▶ _REQUIRED TASK_: Copy out every line that contains the word "houses".

▶ _TASK INPUT_:
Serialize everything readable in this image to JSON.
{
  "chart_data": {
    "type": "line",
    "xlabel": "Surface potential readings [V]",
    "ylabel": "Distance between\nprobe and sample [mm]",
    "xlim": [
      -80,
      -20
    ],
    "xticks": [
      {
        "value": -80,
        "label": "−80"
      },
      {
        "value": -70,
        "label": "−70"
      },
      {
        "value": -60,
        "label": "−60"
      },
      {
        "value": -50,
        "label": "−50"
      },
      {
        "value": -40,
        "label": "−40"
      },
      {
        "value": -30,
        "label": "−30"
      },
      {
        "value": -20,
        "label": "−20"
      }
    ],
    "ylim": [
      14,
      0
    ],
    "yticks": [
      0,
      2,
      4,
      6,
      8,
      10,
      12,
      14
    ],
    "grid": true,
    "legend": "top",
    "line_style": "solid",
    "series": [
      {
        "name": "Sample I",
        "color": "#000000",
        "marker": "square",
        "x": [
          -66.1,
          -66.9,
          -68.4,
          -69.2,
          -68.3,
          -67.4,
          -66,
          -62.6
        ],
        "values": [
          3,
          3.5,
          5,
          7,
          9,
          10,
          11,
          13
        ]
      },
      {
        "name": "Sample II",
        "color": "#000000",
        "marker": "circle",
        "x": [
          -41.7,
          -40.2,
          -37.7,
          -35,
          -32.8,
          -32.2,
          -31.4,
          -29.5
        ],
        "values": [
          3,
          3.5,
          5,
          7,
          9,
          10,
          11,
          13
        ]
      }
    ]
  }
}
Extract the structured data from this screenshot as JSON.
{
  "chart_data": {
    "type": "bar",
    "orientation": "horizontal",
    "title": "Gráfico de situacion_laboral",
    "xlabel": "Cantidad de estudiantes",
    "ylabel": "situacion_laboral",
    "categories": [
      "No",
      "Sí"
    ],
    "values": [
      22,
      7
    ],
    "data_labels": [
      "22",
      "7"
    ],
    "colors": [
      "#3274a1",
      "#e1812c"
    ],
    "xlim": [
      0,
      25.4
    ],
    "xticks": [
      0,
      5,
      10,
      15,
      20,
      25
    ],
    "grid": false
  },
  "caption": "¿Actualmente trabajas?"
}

---

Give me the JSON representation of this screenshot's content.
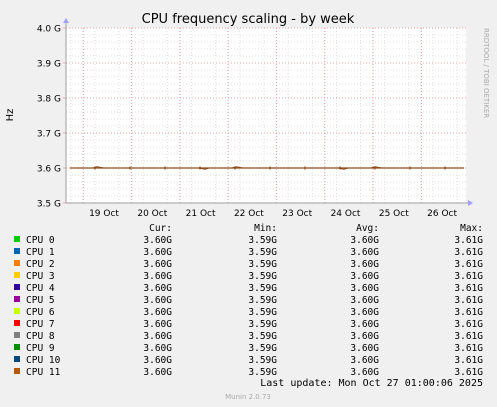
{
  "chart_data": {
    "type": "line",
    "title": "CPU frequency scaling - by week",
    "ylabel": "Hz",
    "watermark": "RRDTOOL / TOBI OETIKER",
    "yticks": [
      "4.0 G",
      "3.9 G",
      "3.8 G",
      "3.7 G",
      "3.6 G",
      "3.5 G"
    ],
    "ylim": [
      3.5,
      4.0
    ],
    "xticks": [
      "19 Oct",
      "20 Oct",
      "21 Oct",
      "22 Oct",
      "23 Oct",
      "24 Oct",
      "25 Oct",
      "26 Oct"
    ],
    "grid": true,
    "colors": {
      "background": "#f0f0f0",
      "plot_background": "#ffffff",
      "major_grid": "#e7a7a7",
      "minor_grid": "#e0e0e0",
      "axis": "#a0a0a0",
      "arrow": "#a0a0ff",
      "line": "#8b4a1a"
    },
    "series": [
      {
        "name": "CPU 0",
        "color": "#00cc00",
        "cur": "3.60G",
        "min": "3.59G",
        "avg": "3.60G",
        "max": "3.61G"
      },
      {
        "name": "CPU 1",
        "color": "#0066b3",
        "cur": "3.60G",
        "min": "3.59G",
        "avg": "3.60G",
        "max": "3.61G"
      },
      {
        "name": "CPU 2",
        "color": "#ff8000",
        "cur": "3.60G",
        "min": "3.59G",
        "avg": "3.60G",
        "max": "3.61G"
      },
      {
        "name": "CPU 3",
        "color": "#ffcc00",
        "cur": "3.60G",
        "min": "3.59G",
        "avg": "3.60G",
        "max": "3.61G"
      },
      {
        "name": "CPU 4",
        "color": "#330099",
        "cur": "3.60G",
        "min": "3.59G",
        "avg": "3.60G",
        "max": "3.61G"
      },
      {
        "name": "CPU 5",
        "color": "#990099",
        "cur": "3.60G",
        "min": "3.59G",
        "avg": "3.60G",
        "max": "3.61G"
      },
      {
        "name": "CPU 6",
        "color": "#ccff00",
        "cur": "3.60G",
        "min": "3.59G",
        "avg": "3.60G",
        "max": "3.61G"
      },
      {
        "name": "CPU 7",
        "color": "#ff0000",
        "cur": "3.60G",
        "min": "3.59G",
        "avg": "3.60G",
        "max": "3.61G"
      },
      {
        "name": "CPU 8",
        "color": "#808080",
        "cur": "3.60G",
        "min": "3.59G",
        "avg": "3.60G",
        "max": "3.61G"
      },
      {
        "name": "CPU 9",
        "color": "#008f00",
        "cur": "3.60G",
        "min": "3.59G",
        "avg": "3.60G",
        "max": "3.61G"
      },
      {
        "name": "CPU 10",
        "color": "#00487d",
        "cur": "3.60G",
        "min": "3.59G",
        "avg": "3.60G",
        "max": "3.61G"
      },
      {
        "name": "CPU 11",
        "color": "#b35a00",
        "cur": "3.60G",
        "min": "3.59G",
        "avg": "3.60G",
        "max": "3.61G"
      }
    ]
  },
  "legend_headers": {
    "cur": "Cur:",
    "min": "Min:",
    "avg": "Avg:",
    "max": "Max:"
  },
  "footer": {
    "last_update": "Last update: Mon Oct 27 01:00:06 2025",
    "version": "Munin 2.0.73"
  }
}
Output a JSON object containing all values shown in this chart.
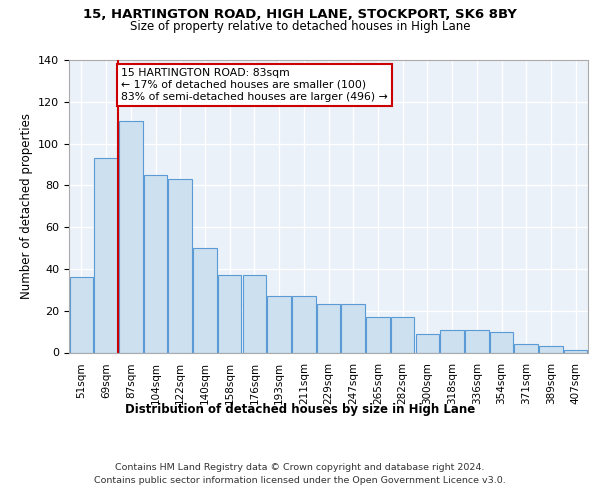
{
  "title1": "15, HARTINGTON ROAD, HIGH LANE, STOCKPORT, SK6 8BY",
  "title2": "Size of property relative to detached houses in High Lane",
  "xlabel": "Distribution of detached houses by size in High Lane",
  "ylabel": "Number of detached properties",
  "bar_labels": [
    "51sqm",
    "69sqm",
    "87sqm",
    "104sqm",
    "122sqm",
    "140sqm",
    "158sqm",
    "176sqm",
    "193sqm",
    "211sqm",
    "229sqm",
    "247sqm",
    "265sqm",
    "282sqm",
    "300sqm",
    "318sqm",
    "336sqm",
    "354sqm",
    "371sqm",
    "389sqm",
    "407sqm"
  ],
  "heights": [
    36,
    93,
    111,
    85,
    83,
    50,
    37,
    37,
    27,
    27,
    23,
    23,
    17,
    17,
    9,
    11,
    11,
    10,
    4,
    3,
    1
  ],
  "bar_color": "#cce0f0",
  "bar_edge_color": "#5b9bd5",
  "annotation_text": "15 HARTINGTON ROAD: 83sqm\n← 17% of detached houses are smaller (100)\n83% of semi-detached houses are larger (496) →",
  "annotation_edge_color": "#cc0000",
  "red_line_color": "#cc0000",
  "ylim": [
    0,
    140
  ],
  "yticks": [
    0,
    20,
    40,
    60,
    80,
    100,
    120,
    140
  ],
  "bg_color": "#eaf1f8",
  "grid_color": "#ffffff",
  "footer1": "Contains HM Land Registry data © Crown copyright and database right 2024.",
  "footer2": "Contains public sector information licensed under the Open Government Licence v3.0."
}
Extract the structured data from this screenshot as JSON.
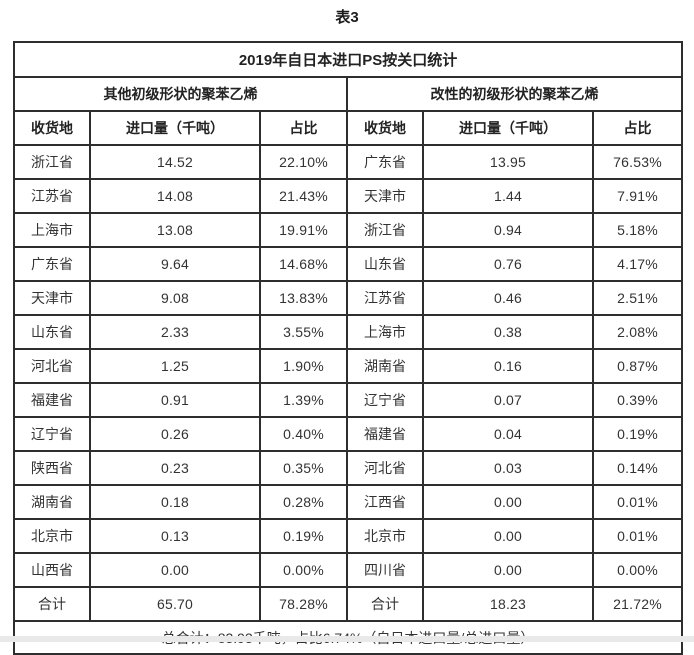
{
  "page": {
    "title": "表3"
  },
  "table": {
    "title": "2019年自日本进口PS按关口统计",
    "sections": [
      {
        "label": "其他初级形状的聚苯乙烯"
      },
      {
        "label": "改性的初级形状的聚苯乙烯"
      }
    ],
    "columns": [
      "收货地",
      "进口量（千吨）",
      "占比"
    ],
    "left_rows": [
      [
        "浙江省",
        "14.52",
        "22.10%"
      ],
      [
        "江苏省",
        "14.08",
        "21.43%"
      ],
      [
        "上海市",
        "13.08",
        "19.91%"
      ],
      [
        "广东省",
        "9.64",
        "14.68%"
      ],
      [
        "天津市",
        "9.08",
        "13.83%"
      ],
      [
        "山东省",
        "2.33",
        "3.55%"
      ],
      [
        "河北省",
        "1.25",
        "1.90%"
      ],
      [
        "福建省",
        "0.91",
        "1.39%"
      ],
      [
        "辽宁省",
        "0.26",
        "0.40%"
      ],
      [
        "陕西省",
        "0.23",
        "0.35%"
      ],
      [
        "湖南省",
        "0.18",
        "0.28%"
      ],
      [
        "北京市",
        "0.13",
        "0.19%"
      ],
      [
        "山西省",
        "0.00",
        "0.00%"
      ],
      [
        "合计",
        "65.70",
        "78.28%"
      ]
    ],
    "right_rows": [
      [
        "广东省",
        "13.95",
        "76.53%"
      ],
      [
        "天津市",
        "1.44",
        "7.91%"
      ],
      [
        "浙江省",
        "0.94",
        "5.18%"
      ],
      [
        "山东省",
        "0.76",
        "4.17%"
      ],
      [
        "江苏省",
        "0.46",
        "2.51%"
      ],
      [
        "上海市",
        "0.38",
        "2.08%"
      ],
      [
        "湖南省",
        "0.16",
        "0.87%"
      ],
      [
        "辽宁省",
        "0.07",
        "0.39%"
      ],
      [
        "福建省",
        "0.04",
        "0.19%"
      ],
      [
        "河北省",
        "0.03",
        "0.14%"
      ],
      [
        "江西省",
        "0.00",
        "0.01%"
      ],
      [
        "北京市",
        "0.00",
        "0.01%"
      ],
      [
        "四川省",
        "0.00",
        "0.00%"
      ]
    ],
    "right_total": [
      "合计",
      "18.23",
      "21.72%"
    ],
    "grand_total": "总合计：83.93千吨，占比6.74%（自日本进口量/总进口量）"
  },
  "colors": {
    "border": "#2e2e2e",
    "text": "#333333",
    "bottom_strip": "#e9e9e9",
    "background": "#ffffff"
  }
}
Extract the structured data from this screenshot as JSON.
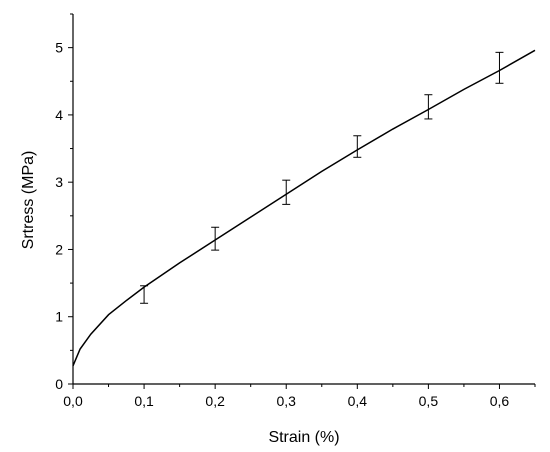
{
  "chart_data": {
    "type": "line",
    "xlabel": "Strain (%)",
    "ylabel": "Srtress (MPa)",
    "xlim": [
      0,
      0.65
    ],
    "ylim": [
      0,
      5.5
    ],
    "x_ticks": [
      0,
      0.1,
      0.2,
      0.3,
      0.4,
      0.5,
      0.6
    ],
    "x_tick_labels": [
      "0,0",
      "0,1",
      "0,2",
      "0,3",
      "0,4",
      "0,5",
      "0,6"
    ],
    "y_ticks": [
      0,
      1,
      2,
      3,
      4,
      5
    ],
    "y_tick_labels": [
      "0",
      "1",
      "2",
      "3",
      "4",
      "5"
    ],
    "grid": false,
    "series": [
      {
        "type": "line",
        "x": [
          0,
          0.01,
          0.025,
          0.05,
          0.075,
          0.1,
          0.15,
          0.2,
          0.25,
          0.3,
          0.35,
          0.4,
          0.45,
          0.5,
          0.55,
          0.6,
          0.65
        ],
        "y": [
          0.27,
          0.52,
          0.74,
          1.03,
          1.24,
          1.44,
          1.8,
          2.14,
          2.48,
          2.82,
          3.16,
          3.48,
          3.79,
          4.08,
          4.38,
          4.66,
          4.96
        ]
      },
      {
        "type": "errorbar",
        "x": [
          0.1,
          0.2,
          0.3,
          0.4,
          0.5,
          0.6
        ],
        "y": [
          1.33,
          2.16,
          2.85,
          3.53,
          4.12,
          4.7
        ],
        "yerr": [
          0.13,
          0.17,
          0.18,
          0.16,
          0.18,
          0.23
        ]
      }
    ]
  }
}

▶ _ANSWER TO THE TASK_:
  "title2": "Size of property relative to detached houses in High Lane",
  "xlabel": "Distribution of detached houses by size in High Lane",
  "annotation_text": "15 HARTINGTON ROAD: 83sqm\n← 17% of detached houses are smaller (100)\n83% of semi-detached houses are larger (496) →",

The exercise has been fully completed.